■ Dataset entries:
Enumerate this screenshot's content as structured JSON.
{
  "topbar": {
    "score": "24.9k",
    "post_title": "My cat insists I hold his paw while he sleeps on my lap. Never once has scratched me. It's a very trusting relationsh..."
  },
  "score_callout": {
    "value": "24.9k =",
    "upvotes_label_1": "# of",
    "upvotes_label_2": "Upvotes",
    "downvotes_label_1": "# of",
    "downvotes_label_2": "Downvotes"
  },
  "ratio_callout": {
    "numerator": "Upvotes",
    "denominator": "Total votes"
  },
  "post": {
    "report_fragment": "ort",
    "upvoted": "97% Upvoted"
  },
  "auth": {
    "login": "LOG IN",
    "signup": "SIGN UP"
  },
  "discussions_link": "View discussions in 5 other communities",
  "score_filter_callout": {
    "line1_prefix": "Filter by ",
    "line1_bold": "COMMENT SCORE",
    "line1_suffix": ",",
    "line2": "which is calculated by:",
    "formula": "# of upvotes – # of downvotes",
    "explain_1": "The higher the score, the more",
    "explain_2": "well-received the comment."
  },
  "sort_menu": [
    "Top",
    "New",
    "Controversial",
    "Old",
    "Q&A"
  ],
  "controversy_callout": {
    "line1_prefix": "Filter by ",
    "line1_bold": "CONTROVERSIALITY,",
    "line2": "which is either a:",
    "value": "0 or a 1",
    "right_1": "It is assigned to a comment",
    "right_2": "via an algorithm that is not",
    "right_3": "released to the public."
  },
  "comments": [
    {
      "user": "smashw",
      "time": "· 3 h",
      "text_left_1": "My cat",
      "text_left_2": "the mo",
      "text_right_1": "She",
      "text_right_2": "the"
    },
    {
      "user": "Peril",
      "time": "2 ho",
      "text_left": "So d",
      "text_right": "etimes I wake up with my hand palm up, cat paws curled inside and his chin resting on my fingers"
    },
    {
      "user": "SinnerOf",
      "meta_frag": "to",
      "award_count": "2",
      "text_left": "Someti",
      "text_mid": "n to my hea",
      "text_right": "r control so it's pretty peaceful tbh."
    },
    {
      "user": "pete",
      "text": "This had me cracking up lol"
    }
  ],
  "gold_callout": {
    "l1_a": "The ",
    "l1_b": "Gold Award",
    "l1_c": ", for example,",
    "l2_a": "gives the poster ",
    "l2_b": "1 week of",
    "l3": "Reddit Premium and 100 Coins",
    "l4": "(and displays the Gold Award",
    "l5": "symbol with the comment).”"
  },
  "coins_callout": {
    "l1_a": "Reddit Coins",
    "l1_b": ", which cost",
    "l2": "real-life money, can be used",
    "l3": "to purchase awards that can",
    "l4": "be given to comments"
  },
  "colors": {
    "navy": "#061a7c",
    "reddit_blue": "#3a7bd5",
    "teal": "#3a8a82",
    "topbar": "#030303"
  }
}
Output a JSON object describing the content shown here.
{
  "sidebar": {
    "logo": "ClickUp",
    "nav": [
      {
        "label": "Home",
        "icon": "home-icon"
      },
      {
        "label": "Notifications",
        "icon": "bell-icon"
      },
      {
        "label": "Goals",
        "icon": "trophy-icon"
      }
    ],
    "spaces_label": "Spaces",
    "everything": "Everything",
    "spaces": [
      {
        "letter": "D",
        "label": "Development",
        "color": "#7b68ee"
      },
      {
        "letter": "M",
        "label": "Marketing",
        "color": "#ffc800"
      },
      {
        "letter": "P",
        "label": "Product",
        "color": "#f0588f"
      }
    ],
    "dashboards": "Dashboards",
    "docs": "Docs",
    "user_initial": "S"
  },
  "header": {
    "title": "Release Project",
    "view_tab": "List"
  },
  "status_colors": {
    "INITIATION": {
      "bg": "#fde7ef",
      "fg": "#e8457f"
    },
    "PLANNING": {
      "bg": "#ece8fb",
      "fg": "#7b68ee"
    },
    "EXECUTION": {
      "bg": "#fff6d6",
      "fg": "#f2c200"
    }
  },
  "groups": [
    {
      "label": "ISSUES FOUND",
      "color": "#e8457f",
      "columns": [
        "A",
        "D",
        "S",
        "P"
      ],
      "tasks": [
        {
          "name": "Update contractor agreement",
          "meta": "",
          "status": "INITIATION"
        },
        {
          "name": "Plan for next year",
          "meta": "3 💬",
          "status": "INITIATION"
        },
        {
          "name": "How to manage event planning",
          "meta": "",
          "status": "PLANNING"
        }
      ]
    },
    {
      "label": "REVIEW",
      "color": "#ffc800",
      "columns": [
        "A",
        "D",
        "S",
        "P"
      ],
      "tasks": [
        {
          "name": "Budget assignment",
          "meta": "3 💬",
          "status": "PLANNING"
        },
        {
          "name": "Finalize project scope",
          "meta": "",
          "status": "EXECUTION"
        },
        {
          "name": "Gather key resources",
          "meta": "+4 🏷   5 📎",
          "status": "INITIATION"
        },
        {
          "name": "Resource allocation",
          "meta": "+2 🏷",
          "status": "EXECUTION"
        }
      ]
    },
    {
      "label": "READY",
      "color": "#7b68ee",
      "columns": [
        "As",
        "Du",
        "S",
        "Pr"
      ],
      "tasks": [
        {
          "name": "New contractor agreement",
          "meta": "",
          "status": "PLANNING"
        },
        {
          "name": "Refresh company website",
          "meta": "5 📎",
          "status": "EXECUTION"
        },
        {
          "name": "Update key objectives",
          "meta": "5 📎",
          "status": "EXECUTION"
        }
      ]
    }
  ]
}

■ Task requirements:
The entries above must be returned in full, exactly as shown.

■ Response to the task:
Enumerate this screenshot's content as structured JSON.
{
  "topbar": {
    "score": "24.9k",
    "post_title": "My cat insists I hold his paw while he sleeps on my lap. Never once has scratched me. It's a very trusting relationsh..."
  },
  "score_callout": {
    "value": "24.9k =",
    "upvotes_label_1": "# of",
    "upvotes_label_2": "Upvotes",
    "downvotes_label_1": "# of",
    "downvotes_label_2": "Downvotes"
  },
  "ratio_callout": {
    "numerator": "Upvotes",
    "denominator": "Total votes"
  },
  "post": {
    "report_fragment": "ort",
    "upvoted": "97% Upvoted"
  },
  "auth": {
    "login": "LOG IN",
    "signup": "SIGN UP"
  },
  "discussions_link": "View discussions in 5 other communities",
  "score_filter_callout": {
    "line1_prefix": "Filter by ",
    "line1_bold": "COMMENT SCORE",
    "line1_suffix": ",",
    "line2": "which is calculated by:",
    "formula": "# of upvotes – # of downvotes",
    "explain_1": "The higher the score, the more",
    "explain_2": "well-received the comment."
  },
  "sort_menu": [
    "Top",
    "New",
    "Controversial",
    "Old",
    "Q&A"
  ],
  "controversy_callout": {
    "line1_prefix": "Filter by ",
    "line1_bold": "CONTROVERSIALITY,",
    "line2": "which is either a:",
    "value": "0 or a 1",
    "right_1": "It is assigned to a comment",
    "right_2": "via an algorithm that is not",
    "right_3": "released to the public."
  },
  "comments": [
    {
      "user": "smashw",
      "time": "· 3 h",
      "text_left_1": "My cat",
      "text_left_2": "the mo",
      "text_right_1": "She",
      "text_right_2": "the"
    },
    {
      "user": "Peril",
      "time": "2 ho",
      "text_left": "So d",
      "text_right": "etimes I wake up with my hand palm up, cat paws curled inside and his chin resting on my fingers"
    },
    {
      "user": "SinnerOf",
      "meta_frag": "to",
      "award_count": "2",
      "text_left": "Someti",
      "text_mid": "n to my hea",
      "text_right": "r control so it's pretty peaceful tbh."
    },
    {
      "user": "pete",
      "text": "This had me cracking up lol"
    }
  ],
  "gold_callout": {
    "l1_a": "The ",
    "l1_b": "Gold Award",
    "l1_c": ", for example,",
    "l2_a": "gives the poster ",
    "l2_b": "1 week of",
    "l3": "Reddit Premium and 100 Coins",
    "l4": "(and displays the Gold Award",
    "l5": "symbol with the comment).”"
  },
  "coins_callout": {
    "l1_a": "Reddit Coins",
    "l1_b": ", which cost",
    "l2": "real-life money, can be used",
    "l3": "to purchase awards that can",
    "l4": "be given to comments"
  },
  "colors": {
    "navy": "#061a7c",
    "reddit_blue": "#3a7bd5",
    "teal": "#3a8a82",
    "topbar": "#030303"
  }
}
Output a JSON object describing the content shown here.
{
  "sidebar": {
    "logo": "ClickUp",
    "nav": [
      {
        "label": "Home",
        "icon": "home-icon"
      },
      {
        "label": "Notifications",
        "icon": "bell-icon"
      },
      {
        "label": "Goals",
        "icon": "trophy-icon"
      }
    ],
    "spaces_label": "Spaces",
    "everything": "Everything",
    "spaces": [
      {
        "letter": "D",
        "label": "Development",
        "color": "#7b68ee"
      },
      {
        "letter": "M",
        "label": "Marketing",
        "color": "#ffc800"
      },
      {
        "letter": "P",
        "label": "Product",
        "color": "#f0588f"
      }
    ],
    "dashboards": "Dashboards",
    "docs": "Docs",
    "user_initial": "S"
  },
  "header": {
    "title": "Release Project",
    "view_tab": "List"
  },
  "status_colors": {
    "INITIATION": {
      "bg": "#fde7ef",
      "fg": "#e8457f"
    },
    "PLANNING": {
      "bg": "#ece8fb",
      "fg": "#7b68ee"
    },
    "EXECUTION": {
      "bg": "#fff6d6",
      "fg": "#f2c200"
    }
  },
  "groups": [
    {
      "label": "ISSUES FOUND",
      "color": "#e8457f",
      "columns": [
        "A",
        "D",
        "S",
        "P"
      ],
      "tasks": [
        {
          "name": "Update contractor agreement",
          "meta": "",
          "status": "INITIATION"
        },
        {
          "name": "Plan for next year",
          "meta": "3 💬",
          "status": "INITIATION"
        },
        {
          "name": "How to manage event planning",
          "meta": "",
          "status": "PLANNING"
        }
      ]
    },
    {
      "label": "REVIEW",
      "color": "#ffc800",
      "columns": [
        "A",
        "D",
        "S",
        "P"
      ],
      "tasks": [
        {
          "name": "Budget assignment",
          "meta": "3 💬",
          "status": "PLANNING"
        },
        {
          "name": "Finalize project scope",
          "meta": "",
          "status": "EXECUTION"
        },
        {
          "name": "Gather key resources",
          "meta": "+4 🏷   5 📎",
          "status": "INITIATION"
        },
        {
          "name": "Resource allocation",
          "meta": "+2 🏷",
          "status": "EXECUTION"
        }
      ]
    },
    {
      "label": "READY",
      "color": "#7b68ee",
      "columns": [
        "As",
        "Du",
        "S",
        "Pr"
      ],
      "tasks": [
        {
          "name": "New contractor agreement",
          "meta": "",
          "status": "PLANNING"
        },
        {
          "name": "Refresh company website",
          "meta": "5 📎",
          "status": "EXECUTION"
        },
        {
          "name": "Update key objectives",
          "meta": "5 📎",
          "status": "EXECUTION"
        }
      ]
    }
  ]
}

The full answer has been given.